- **THE REQUEST**: Search the material for the string "HubSpot", then report how many lines hold it, with no other text.

Entries taken from a collection
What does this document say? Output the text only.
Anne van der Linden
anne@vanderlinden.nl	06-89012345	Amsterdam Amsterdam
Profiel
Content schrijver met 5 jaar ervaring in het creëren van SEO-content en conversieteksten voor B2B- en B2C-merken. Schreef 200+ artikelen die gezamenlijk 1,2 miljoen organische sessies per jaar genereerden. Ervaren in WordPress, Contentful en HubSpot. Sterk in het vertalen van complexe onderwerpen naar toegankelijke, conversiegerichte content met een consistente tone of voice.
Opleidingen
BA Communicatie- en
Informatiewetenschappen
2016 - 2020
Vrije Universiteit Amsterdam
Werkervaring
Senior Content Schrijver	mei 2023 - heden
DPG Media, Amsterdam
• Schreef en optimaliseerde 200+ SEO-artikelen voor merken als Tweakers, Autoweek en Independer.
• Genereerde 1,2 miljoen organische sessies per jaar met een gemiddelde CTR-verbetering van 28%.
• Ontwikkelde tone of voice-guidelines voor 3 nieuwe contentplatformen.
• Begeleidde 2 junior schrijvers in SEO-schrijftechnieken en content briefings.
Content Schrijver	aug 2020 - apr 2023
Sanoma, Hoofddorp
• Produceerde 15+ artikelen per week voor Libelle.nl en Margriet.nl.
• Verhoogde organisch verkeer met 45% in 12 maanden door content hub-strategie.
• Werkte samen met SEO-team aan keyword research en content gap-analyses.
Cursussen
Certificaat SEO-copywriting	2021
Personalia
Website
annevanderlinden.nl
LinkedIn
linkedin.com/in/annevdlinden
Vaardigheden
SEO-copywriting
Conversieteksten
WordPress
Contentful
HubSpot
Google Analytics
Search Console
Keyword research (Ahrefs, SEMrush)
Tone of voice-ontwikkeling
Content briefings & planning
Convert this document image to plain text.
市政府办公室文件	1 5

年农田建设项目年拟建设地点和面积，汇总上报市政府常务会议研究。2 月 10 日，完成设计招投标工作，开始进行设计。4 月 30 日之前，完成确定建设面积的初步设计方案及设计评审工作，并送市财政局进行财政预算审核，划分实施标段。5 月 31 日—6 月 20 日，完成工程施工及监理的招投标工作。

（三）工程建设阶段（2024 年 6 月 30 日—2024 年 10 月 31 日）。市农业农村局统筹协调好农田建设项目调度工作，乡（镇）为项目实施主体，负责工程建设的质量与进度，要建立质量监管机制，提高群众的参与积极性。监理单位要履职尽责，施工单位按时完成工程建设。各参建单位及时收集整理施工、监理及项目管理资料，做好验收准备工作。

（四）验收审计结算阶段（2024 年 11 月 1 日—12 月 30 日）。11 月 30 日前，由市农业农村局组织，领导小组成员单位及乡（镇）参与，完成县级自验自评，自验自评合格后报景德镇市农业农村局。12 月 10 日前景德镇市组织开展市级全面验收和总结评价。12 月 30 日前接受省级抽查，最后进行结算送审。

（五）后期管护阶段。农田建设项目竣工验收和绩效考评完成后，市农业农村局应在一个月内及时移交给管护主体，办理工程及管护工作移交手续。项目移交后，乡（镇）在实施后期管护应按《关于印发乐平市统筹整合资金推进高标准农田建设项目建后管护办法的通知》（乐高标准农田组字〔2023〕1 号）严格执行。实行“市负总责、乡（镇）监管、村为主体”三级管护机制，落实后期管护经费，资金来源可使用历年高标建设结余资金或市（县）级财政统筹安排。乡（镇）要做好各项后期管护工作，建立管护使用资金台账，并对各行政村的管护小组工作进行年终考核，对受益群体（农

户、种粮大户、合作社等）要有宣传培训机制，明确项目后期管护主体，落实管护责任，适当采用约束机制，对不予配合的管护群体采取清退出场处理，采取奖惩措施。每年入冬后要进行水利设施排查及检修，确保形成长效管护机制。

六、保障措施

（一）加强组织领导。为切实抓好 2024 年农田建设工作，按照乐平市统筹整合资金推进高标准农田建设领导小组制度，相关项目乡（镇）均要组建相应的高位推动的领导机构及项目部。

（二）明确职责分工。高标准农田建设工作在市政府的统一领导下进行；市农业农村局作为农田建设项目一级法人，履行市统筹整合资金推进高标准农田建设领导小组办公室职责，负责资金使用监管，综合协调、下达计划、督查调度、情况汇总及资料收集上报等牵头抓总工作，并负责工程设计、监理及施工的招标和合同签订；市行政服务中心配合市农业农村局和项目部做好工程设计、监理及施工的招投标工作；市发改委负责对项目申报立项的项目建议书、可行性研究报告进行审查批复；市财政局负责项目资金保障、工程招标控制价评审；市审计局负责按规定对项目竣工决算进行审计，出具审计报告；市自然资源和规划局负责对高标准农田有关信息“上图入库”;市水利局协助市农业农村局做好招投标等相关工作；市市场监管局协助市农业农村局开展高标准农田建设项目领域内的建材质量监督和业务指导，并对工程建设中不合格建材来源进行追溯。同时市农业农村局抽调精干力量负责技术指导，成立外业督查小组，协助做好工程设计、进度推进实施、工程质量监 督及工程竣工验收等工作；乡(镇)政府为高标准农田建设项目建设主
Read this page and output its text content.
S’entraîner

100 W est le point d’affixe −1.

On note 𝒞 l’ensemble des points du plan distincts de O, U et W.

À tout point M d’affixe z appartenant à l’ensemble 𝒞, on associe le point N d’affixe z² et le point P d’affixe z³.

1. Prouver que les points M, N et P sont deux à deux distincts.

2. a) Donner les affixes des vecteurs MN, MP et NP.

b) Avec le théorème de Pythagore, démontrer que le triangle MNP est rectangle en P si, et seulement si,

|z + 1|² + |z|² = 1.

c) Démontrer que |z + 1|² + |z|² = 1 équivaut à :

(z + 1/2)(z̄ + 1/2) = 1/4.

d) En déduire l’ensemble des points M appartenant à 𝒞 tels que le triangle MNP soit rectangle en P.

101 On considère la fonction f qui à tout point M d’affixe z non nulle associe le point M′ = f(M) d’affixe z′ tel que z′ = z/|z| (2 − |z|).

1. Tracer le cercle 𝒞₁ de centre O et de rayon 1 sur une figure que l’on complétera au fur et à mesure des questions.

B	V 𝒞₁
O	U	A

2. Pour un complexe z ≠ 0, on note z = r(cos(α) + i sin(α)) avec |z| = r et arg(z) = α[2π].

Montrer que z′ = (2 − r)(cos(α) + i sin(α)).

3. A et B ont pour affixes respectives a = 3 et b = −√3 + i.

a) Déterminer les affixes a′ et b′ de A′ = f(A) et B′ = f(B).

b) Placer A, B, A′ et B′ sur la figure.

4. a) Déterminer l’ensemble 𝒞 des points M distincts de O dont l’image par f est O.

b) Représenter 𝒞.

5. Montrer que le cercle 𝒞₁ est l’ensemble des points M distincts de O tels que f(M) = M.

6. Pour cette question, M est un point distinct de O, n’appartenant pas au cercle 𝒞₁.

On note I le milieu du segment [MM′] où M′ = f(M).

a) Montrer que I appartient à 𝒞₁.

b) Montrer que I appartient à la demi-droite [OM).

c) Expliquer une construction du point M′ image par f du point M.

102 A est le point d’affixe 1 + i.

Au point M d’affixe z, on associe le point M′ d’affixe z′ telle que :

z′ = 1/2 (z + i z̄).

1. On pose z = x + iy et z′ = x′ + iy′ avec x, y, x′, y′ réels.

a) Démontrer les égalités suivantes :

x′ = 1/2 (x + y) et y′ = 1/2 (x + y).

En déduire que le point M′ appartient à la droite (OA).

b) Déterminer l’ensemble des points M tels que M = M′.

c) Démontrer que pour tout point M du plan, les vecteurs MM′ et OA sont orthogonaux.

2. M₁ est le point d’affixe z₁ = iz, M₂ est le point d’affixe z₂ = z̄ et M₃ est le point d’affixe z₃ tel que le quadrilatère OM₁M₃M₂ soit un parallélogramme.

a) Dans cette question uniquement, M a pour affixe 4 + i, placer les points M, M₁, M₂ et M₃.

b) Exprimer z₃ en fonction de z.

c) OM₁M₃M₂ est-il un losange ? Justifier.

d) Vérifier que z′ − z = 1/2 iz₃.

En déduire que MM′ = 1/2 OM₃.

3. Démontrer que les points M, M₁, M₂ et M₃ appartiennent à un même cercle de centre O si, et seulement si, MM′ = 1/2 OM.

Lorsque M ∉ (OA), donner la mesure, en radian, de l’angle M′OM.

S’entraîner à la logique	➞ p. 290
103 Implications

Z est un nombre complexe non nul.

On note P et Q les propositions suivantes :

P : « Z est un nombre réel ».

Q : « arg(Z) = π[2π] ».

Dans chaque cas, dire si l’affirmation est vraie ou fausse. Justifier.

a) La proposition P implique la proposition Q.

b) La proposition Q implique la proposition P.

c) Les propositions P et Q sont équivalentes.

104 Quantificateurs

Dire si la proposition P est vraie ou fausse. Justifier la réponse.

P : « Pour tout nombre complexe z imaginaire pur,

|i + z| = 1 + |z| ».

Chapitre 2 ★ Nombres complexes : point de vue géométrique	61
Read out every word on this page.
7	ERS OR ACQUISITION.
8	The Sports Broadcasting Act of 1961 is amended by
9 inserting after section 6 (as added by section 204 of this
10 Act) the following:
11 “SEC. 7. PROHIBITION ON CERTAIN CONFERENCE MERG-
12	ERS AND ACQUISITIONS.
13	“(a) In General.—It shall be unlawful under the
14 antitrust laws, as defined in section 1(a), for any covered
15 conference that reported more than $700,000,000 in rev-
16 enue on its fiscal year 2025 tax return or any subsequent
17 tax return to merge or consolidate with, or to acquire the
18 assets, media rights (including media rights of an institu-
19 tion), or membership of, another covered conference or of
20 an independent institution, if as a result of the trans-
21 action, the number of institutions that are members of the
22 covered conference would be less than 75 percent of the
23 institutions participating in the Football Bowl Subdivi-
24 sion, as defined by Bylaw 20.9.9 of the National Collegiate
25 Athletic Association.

- **SOLUTION**: 2